(Extracted data entries)
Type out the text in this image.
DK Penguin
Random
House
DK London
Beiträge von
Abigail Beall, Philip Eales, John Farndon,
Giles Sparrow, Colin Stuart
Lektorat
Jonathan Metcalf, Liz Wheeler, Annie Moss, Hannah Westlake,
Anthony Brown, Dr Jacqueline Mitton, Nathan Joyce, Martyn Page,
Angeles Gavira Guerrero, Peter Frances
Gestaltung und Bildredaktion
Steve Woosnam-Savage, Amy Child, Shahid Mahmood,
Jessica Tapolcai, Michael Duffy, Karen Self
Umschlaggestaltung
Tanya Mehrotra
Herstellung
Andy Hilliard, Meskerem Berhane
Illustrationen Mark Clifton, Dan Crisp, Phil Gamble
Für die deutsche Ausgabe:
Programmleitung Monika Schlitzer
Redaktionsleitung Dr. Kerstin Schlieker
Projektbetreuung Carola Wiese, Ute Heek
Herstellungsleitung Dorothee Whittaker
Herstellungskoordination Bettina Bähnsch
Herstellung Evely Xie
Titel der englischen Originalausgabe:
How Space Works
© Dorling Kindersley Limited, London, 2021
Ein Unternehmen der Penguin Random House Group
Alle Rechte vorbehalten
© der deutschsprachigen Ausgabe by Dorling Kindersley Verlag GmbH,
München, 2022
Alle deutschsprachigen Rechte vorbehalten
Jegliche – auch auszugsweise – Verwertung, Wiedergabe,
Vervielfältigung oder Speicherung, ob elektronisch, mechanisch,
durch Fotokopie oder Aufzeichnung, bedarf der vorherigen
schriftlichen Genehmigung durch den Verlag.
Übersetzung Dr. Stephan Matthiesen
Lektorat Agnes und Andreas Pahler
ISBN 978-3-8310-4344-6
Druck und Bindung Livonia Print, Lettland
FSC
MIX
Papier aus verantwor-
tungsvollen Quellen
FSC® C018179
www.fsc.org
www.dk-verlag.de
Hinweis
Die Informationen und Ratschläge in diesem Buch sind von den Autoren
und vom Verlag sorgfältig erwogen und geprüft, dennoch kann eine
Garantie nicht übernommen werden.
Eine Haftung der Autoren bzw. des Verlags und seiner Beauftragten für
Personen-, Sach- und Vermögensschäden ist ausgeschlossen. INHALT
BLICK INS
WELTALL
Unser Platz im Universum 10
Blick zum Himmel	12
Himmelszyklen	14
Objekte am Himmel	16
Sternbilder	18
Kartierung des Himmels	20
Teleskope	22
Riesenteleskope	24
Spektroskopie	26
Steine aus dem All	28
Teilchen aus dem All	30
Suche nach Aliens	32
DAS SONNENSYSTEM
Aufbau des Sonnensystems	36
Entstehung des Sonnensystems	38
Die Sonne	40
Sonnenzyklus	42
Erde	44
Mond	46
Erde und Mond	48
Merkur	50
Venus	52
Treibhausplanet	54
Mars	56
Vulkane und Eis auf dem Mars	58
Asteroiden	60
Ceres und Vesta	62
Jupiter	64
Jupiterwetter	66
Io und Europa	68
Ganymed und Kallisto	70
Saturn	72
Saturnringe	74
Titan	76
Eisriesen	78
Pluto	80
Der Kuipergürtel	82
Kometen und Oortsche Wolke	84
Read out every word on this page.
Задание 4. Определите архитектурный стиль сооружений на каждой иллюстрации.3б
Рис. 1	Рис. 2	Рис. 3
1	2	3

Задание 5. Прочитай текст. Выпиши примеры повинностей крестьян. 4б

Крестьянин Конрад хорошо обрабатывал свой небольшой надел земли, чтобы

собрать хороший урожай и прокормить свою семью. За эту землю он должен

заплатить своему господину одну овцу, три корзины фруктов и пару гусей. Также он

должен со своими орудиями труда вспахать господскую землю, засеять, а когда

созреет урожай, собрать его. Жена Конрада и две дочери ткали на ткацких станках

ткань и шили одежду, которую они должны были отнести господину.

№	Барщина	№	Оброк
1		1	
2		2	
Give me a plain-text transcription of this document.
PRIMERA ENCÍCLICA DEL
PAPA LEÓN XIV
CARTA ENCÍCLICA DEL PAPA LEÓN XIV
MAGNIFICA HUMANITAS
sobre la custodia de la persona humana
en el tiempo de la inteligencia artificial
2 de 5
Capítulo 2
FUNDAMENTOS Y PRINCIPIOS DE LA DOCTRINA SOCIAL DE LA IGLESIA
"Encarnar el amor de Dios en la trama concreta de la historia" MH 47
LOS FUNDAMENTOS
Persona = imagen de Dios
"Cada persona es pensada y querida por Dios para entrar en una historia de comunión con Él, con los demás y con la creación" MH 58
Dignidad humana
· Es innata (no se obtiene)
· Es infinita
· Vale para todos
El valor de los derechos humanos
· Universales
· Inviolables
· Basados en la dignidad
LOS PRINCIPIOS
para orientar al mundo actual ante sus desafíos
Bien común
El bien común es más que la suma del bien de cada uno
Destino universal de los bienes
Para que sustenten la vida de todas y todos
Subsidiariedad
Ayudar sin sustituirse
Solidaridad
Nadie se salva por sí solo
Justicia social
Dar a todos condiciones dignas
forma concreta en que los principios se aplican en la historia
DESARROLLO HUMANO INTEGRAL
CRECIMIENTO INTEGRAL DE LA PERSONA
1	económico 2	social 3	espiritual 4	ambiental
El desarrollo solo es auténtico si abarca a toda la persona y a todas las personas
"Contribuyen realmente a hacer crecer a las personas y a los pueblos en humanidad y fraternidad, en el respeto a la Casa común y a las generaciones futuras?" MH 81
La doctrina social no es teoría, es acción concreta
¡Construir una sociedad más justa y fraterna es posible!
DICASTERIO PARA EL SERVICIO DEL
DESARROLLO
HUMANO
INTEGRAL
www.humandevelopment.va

Problem description ▸
Repeat, without change, each line of the data above from the one that contains "Give me a plain-text" through the final line, counting both.

Response ▸
Give me a plain-text transcription of this document.
PRIMERA ENCÍCLICA DEL
PAPA LEÓN XIV
CARTA ENCÍCLICA DEL PAPA LEÓN XIV
MAGNIFICA HUMANITAS
sobre la custodia de la persona humana
en el tiempo de la inteligencia artificial
2 de 5
Capítulo 2
FUNDAMENTOS Y PRINCIPIOS DE LA DOCTRINA SOCIAL DE LA IGLESIA
"Encarnar el amor de Dios en la trama concreta de la historia" MH 47
LOS FUNDAMENTOS
Persona = imagen de Dios
"Cada persona es pensada y querida por Dios para entrar en una historia de comunión con Él, con los demás y con la creación" MH 58
Dignidad humana
· Es innata (no se obtiene)
· Es infinita
· Vale para todos
El valor de los derechos humanos
· Universales
· Inviolables
· Basados en la dignidad
LOS PRINCIPIOS
para orientar al mundo actual ante sus desafíos
Bien común
El bien común es más que la suma del bien de cada uno
Destino universal de los bienes
Para que sustenten la vida de todas y todos
Subsidiariedad
Ayudar sin sustituirse
Solidaridad
Nadie se salva por sí solo
Justicia social
Dar a todos condiciones dignas
forma concreta en que los principios se aplican en la historia
DESARROLLO HUMANO INTEGRAL
CRECIMIENTO INTEGRAL DE LA PERSONA
1	económico 2	social 3	espiritual 4	ambiental
El desarrollo solo es auténtico si abarca a toda la persona y a todas las personas
"Contribuyen realmente a hacer crecer a las personas y a los pueblos en humanidad y fraternidad, en el respeto a la Casa común y a las generaciones futuras?" MH 81
La doctrina social no es teoría, es acción concreta
¡Construir una sociedad más justa y fraterna es posible!
DICASTERIO PARA EL SERVICIO DEL
DESARROLLO
HUMANO
INTEGRAL
www.humandevelopment.va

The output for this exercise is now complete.